Extract, from the records beneath this instruction, each line that contains the word "chevron".
-- Begin Records provided --
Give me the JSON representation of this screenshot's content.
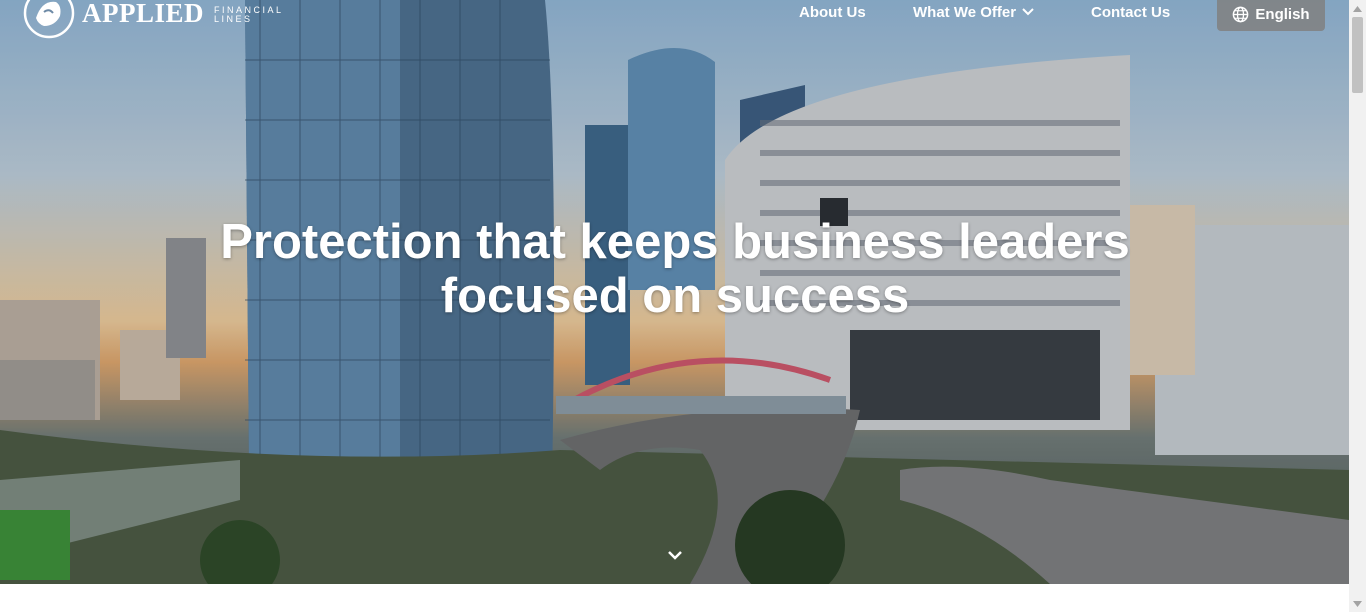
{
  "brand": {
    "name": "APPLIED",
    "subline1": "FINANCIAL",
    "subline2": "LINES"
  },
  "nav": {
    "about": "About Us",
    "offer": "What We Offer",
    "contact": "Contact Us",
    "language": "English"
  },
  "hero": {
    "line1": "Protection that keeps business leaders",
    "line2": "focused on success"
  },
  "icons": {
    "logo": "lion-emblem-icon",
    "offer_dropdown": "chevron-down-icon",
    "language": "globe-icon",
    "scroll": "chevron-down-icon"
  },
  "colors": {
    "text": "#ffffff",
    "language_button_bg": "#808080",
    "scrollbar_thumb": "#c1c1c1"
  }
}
-- End Records provided --
**Complete answer:**
    "offer_dropdown": "chevron-down-icon",
    "scroll": "chevron-down-icon"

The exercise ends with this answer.